AIM: Every record below is to be retyped exactly.

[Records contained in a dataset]
•••••

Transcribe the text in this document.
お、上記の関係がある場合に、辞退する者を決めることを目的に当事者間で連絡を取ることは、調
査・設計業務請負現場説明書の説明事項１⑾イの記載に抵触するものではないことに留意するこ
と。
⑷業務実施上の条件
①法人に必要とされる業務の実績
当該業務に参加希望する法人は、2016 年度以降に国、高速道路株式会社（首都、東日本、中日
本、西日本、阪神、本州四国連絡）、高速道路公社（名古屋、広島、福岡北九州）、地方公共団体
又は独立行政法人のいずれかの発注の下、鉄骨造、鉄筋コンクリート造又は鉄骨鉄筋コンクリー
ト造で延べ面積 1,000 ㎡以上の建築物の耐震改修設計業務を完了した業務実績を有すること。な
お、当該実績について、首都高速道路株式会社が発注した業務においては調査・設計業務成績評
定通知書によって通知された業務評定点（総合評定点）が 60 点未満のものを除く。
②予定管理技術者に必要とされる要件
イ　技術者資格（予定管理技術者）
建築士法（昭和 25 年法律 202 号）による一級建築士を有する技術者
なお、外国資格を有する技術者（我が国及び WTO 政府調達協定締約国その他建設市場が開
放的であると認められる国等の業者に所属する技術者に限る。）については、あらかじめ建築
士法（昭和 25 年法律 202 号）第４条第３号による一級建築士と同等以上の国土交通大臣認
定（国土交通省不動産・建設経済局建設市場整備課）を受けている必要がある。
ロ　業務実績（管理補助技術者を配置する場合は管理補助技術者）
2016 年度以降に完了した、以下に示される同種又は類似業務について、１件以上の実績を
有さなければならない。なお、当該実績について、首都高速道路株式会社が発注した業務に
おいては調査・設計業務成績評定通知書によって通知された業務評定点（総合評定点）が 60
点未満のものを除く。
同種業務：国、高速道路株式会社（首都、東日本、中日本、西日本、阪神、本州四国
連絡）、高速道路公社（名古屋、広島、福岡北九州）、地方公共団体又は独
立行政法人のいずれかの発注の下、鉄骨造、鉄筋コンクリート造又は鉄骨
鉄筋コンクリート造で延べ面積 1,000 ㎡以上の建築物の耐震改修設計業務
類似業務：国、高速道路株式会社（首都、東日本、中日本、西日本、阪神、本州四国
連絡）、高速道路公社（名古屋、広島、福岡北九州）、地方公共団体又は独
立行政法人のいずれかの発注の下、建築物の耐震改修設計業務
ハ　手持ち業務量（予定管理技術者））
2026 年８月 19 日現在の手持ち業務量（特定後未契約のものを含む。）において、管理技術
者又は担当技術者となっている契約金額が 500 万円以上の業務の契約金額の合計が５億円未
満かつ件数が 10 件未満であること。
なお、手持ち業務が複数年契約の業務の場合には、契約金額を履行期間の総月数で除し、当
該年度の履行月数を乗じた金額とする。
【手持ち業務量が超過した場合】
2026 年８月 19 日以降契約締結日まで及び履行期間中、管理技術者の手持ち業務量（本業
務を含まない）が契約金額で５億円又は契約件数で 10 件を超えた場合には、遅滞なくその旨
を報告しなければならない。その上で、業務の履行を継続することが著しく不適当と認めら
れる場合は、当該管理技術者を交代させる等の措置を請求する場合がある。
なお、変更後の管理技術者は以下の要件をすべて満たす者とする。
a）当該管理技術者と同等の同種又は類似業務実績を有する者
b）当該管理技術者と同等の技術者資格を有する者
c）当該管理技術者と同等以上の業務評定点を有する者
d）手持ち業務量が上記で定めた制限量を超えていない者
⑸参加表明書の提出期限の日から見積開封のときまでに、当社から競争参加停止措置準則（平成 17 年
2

•••••

RESULT:
Transcribe the text in this document.
お、上記の関係がある場合に、辞退する者を決めることを目的に当事者間で連絡を取ることは、調
査・設計業務請負現場説明書の説明事項１⑾イの記載に抵触するものではないことに留意するこ
と。
⑷業務実施上の条件
①法人に必要とされる業務の実績
当該業務に参加希望する法人は、2016 年度以降に国、高速道路株式会社（首都、東日本、中日
本、西日本、阪神、本州四国連絡）、高速道路公社（名古屋、広島、福岡北九州）、地方公共団体
又は独立行政法人のいずれかの発注の下、鉄骨造、鉄筋コンクリート造又は鉄骨鉄筋コンクリー
ト造で延べ面積 1,000 ㎡以上の建築物の耐震改修設計業務を完了した業務実績を有すること。な
お、当該実績について、首都高速道路株式会社が発注した業務においては調査・設計業務成績評
定通知書によって通知された業務評定点（総合評定点）が 60 点未満のものを除く。
②予定管理技術者に必要とされる要件
イ　技術者資格（予定管理技術者）
建築士法（昭和 25 年法律 202 号）による一級建築士を有する技術者
なお、外国資格を有する技術者（我が国及び WTO 政府調達協定締約国その他建設市場が開
放的であると認められる国等の業者に所属する技術者に限る。）については、あらかじめ建築
士法（昭和 25 年法律 202 号）第４条第３号による一級建築士と同等以上の国土交通大臣認
定（国土交通省不動産・建設経済局建設市場整備課）を受けている必要がある。
ロ　業務実績（管理補助技術者を配置する場合は管理補助技術者）
2016 年度以降に完了した、以下に示される同種又は類似業務について、１件以上の実績を
有さなければならない。なお、当該実績について、首都高速道路株式会社が発注した業務に
おいては調査・設計業務成績評定通知書によって通知された業務評定点（総合評定点）が 60
点未満のものを除く。
同種業務：国、高速道路株式会社（首都、東日本、中日本、西日本、阪神、本州四国
連絡）、高速道路公社（名古屋、広島、福岡北九州）、地方公共団体又は独
立行政法人のいずれかの発注の下、鉄骨造、鉄筋コンクリート造又は鉄骨
鉄筋コンクリート造で延べ面積 1,000 ㎡以上の建築物の耐震改修設計業務
類似業務：国、高速道路株式会社（首都、東日本、中日本、西日本、阪神、本州四国
連絡）、高速道路公社（名古屋、広島、福岡北九州）、地方公共団体又は独
立行政法人のいずれかの発注の下、建築物の耐震改修設計業務
ハ　手持ち業務量（予定管理技術者））
2026 年８月 19 日現在の手持ち業務量（特定後未契約のものを含む。）において、管理技術
者又は担当技術者となっている契約金額が 500 万円以上の業務の契約金額の合計が５億円未
満かつ件数が 10 件未満であること。
なお、手持ち業務が複数年契約の業務の場合には、契約金額を履行期間の総月数で除し、当
該年度の履行月数を乗じた金額とする。
【手持ち業務量が超過した場合】
2026 年８月 19 日以降契約締結日まで及び履行期間中、管理技術者の手持ち業務量（本業
務を含まない）が契約金額で５億円又は契約件数で 10 件を超えた場合には、遅滞なくその旨
を報告しなければならない。その上で、業務の履行を継続することが著しく不適当と認めら
れる場合は、当該管理技術者を交代させる等の措置を請求する場合がある。
なお、変更後の管理技術者は以下の要件をすべて満たす者とする。
a）当該管理技術者と同等の同種又は類似業務実績を有する者
b）当該管理技術者と同等の技術者資格を有する者
c）当該管理技術者と同等以上の業務評定点を有する者
d）手持ち業務量が上記で定めた制限量を超えていない者
⑸参加表明書の提出期限の日から見積開封のときまでに、当社から競争参加停止措置準則（平成 17 年
2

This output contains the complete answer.